## WRITTEN TASK
Copy out all the entries exactly.

* BEGIN *

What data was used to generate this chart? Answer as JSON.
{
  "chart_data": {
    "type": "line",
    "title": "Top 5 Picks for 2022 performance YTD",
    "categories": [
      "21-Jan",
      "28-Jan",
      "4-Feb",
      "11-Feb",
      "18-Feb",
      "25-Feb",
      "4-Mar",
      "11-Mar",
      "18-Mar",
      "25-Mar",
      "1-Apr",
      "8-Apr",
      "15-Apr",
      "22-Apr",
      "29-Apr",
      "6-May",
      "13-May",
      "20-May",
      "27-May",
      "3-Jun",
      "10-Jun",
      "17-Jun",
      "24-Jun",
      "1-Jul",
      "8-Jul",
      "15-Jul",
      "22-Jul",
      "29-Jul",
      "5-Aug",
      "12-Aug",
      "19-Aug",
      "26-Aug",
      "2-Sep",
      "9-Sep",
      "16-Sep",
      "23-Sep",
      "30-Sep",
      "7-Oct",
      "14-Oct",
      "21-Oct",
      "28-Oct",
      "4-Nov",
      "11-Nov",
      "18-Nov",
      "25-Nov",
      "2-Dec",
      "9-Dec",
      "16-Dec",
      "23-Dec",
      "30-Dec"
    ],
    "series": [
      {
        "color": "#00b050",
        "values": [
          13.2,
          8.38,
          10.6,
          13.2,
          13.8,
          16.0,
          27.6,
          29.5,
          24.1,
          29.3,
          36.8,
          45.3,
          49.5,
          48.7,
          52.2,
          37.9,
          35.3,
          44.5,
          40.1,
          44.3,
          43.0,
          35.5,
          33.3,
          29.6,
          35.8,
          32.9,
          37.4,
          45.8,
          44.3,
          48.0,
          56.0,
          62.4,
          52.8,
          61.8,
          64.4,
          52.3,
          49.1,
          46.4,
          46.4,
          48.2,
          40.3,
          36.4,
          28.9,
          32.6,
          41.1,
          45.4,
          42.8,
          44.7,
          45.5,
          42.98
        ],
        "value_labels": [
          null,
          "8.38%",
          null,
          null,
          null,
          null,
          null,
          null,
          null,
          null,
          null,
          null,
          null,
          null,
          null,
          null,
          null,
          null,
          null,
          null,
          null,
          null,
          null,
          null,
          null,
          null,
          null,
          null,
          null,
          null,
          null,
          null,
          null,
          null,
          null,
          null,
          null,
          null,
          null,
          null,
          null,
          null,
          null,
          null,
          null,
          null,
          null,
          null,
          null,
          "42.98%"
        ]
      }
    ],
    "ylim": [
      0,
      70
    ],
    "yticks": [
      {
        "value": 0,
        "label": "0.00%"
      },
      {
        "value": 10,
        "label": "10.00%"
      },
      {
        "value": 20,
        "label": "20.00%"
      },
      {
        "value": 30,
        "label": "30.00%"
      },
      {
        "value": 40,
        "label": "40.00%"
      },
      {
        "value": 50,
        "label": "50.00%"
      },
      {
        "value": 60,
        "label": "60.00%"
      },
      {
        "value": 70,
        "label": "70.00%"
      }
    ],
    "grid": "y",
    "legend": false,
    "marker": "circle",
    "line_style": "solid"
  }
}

* END *

## ANSWER
What data was used to generate this chart? Answer as JSON.
{
  "chart_data": {
    "type": "line",
    "title": "Top 5 Picks for 2022 performance YTD",
    "categories": [
      "21-Jan",
      "28-Jan",
      "4-Feb",
      "11-Feb",
      "18-Feb",
      "25-Feb",
      "4-Mar",
      "11-Mar",
      "18-Mar",
      "25-Mar",
      "1-Apr",
      "8-Apr",
      "15-Apr",
      "22-Apr",
      "29-Apr",
      "6-May",
      "13-May",
      "20-May",
      "27-May",
      "3-Jun",
      "10-Jun",
      "17-Jun",
      "24-Jun",
      "1-Jul",
      "8-Jul",
      "15-Jul",
      "22-Jul",
      "29-Jul",
      "5-Aug",
      "12-Aug",
      "19-Aug",
      "26-Aug",
      "2-Sep",
      "9-Sep",
      "16-Sep",
      "23-Sep",
      "30-Sep",
      "7-Oct",
      "14-Oct",
      "21-Oct",
      "28-Oct",
      "4-Nov",
      "11-Nov",
      "18-Nov",
      "25-Nov",
      "2-Dec",
      "9-Dec",
      "16-Dec",
      "23-Dec",
      "30-Dec"
    ],
    "series": [
      {
        "color": "#00b050",
        "values": [
          13.2,
          8.38,
          10.6,
          13.2,
          13.8,
          16.0,
          27.6,
          29.5,
          24.1,
          29.3,
          36.8,
          45.3,
          49.5,
          48.7,
          52.2,
          37.9,
          35.3,
          44.5,
          40.1,
          44.3,
          43.0,
          35.5,
          33.3,
          29.6,
          35.8,
          32.9,
          37.4,
          45.8,
          44.3,
          48.0,
          56.0,
          62.4,
          52.8,
          61.8,
          64.4,
          52.3,
          49.1,
          46.4,
          46.4,
          48.2,
          40.3,
          36.4,
          28.9,
          32.6,
          41.1,
          45.4,
          42.8,
          44.7,
          45.5,
          42.98
        ],
        "value_labels": [
          null,
          "8.38%",
          null,
          null,
          null,
          null,
          null,
          null,
          null,
          null,
          null,
          null,
          null,
          null,
          null,
          null,
          null,
          null,
          null,
          null,
          null,
          null,
          null,
          null,
          null,
          null,
          null,
          null,
          null,
          null,
          null,
          null,
          null,
          null,
          null,
          null,
          null,
          null,
          null,
          null,
          null,
          null,
          null,
          null,
          null,
          null,
          null,
          null,
          null,
          "42.98%"
        ]
      }
    ],
    "ylim": [
      0,
      70
    ],
    "yticks": [
      {
        "value": 0,
        "label": "0.00%"
      },
      {
        "value": 10,
        "label": "10.00%"
      },
      {
        "value": 20,
        "label": "20.00%"
      },
      {
        "value": 30,
        "label": "30.00%"
      },
      {
        "value": 40,
        "label": "40.00%"
      },
      {
        "value": 50,
        "label": "50.00%"
      },
      {
        "value": 60,
        "label": "60.00%"
      },
      {
        "value": 70,
        "label": "70.00%"
      }
    ],
    "grid": "y",
    "legend": false,
    "marker": "circle",
    "line_style": "solid"
  }
}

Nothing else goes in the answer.